> TASK REQUIREMENTS:
In the records below, rewrite the lines from the one containing "svg-text:1989: 1989 xyxy=(38,143,54,150)" through the one containing "svg-text:10: 10 xyxy=(14,94,22,101)" as a JSON list of strings, one string per line, skipping blank lines.

> DATA EXCERPTS:
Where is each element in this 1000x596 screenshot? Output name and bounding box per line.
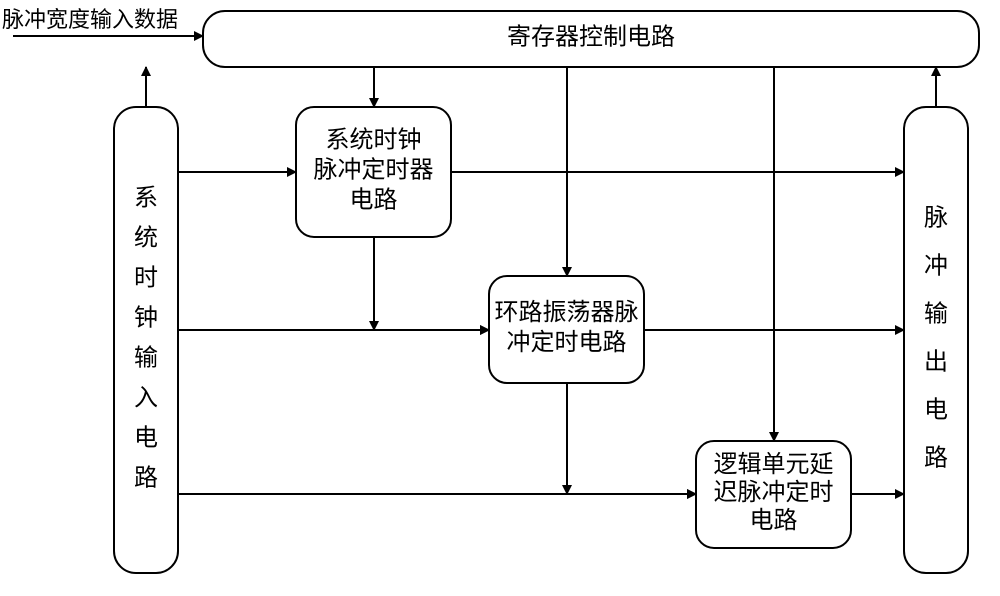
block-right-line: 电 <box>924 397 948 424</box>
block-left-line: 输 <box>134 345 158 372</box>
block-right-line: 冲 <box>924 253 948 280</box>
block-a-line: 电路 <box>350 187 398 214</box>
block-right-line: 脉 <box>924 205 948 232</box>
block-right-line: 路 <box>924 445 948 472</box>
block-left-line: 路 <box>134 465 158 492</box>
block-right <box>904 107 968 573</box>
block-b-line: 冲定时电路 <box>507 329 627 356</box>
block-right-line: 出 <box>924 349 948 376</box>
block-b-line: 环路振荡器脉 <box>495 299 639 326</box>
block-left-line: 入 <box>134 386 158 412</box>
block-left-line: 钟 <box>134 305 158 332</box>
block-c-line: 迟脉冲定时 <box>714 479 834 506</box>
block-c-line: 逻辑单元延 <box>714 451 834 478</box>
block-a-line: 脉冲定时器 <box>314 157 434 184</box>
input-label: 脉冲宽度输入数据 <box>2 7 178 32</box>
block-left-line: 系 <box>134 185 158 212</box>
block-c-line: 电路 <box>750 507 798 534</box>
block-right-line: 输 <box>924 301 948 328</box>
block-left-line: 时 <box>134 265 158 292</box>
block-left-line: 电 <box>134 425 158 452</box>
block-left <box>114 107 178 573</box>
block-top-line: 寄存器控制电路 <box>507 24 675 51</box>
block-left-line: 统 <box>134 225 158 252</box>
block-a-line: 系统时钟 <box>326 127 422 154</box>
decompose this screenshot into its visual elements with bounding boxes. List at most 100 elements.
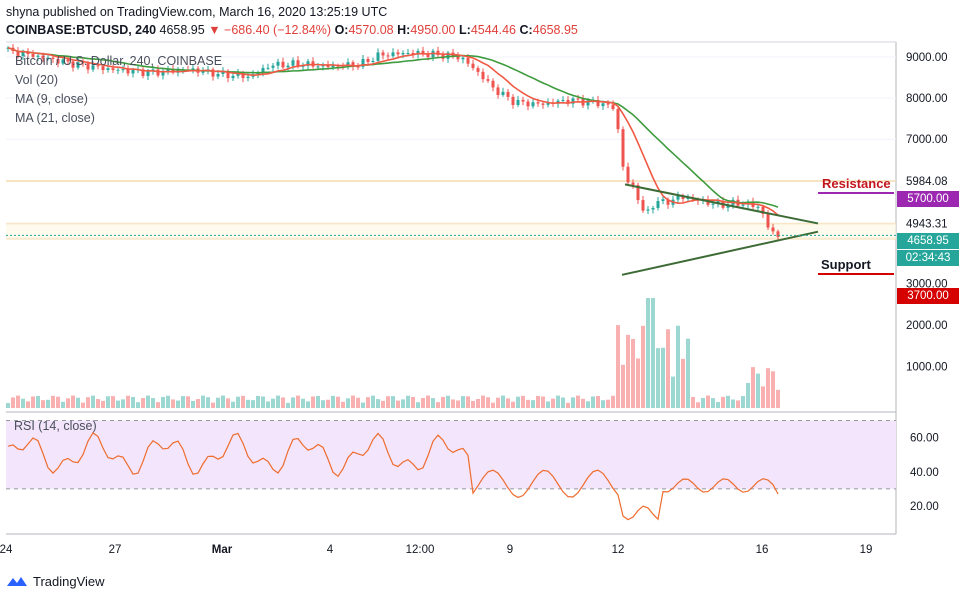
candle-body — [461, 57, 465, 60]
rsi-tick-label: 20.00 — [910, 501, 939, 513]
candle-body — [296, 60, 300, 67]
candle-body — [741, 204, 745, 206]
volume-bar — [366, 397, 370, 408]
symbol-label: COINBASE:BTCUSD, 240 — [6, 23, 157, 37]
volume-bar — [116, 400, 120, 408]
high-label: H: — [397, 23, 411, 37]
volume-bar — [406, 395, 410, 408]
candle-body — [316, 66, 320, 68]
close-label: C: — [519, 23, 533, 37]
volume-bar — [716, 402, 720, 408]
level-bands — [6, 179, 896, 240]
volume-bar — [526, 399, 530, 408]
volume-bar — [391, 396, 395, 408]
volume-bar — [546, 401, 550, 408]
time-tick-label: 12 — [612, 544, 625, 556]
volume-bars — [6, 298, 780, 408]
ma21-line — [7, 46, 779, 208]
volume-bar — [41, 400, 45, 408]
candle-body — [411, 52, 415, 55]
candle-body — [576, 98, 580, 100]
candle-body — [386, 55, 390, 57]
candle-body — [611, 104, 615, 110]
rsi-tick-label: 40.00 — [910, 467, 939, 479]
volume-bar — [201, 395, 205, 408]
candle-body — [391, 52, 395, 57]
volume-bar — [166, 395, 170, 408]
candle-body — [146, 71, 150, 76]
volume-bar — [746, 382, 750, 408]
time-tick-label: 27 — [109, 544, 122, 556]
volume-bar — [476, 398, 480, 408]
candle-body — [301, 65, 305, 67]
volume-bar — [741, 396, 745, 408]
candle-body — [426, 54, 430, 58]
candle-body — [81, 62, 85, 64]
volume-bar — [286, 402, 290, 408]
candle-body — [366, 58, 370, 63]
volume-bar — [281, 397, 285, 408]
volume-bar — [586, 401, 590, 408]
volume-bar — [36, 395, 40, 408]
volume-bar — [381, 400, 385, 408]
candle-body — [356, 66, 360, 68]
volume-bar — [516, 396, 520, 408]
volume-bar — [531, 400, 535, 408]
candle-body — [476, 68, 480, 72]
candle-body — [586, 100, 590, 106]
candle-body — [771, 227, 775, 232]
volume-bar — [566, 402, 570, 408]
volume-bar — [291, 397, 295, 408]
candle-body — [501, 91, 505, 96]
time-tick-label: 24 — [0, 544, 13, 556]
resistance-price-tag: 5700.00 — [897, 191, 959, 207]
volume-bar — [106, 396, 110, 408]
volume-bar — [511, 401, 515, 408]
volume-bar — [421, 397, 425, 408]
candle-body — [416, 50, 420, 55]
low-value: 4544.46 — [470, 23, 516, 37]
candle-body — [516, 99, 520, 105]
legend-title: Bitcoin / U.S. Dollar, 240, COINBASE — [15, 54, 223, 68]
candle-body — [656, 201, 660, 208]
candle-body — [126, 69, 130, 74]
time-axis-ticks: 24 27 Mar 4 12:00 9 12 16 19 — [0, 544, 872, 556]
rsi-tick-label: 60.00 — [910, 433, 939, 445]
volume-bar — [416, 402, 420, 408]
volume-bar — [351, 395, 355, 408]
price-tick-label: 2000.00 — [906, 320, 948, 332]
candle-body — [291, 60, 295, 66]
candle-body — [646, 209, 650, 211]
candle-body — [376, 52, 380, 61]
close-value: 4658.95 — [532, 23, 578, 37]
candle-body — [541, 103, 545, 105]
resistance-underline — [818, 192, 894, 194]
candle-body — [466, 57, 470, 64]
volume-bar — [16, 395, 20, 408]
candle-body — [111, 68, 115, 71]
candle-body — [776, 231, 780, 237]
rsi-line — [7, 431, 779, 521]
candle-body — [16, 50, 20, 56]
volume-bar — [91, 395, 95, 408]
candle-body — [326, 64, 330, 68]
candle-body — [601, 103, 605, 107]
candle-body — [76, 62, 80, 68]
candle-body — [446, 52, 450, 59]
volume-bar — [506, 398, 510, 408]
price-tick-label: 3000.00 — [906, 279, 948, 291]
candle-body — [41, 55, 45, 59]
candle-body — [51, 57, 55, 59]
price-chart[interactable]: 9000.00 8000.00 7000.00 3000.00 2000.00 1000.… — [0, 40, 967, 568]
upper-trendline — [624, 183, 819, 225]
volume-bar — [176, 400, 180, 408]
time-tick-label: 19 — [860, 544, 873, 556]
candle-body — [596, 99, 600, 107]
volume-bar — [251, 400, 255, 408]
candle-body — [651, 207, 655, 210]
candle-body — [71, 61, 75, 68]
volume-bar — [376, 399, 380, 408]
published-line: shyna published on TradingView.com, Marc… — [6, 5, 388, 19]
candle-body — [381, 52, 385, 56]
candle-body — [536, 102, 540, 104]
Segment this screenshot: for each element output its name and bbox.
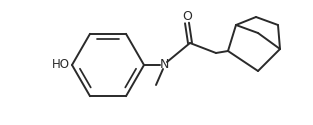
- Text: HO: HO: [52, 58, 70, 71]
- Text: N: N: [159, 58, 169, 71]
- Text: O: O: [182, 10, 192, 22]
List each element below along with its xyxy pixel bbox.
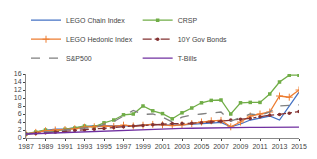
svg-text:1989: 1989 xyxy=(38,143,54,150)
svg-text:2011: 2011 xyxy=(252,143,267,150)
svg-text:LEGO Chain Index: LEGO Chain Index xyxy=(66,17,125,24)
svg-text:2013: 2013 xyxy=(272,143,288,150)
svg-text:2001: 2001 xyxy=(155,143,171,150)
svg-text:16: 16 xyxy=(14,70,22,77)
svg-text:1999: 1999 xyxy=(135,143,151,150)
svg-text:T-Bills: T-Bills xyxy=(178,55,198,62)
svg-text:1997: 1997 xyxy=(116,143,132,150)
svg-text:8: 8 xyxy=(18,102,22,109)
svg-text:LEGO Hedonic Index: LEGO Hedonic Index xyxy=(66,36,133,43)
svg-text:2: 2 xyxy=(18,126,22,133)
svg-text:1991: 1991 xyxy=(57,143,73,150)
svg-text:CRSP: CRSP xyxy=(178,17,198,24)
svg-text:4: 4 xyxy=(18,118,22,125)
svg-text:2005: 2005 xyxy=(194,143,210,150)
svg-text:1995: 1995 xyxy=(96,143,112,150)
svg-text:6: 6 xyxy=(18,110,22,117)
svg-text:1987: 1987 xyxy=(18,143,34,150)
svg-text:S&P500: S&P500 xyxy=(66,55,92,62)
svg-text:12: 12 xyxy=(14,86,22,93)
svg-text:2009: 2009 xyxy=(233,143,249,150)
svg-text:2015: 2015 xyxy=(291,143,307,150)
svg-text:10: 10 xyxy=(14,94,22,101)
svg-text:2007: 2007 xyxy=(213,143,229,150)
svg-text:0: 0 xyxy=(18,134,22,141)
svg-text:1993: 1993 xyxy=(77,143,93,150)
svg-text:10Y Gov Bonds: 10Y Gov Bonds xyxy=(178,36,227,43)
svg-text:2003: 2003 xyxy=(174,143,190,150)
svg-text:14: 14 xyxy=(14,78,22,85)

> REPLY:
[
  "svg-text:1989: 1989 xyxy=(38,143,54,150)",
  "svg-text:2011: 2011 xyxy=(252,143,267,150)",
  "svg-text:LEGO Chain Index: LEGO Chain Index xyxy=(66,17,125,24)",
  "svg-text:2013: 2013 xyxy=(272,143,288,150)",
  "svg-text:2001: 2001 xyxy=(155,143,171,150)",
  "svg-text:16: 16 xyxy=(14,70,22,77)",
  "svg-text:1999: 1999 xyxy=(135,143,151,150)",
  "svg-text:T-Bills: T-Bills xyxy=(178,55,198,62)",
  "svg-text:1997: 1997 xyxy=(116,143,132,150)",
  "svg-text:8: 8 xyxy=(18,102,22,109)",
  "svg-text:LEGO Hedonic Index: LEGO Hedonic Index xyxy=(66,36,133,43)",
  "svg-text:2: 2 xyxy=(18,126,22,133)",
  "svg-text:1991: 1991 xyxy=(57,143,73,150)",
  "svg-text:CRSP: CRSP xyxy=(178,17,198,24)",
  "svg-text:4: 4 xyxy=(18,118,22,125)",
  "svg-text:2005: 2005 xyxy=(194,143,210,150)",
  "svg-text:1995: 1995 xyxy=(96,143,112,150)",
  "svg-text:6: 6 xyxy=(18,110,22,117)",
  "svg-text:1987: 1987 xyxy=(18,143,34,150)",
  "svg-text:S&P500: S&P500 xyxy=(66,55,92,62)",
  "svg-text:12: 12 xyxy=(14,86,22,93)",
  "svg-text:2009: 2009 xyxy=(233,143,249,150)",
  "svg-text:2015: 2015 xyxy=(291,143,307,150)",
  "svg-text:10: 10 xyxy=(14,94,22,101)"
]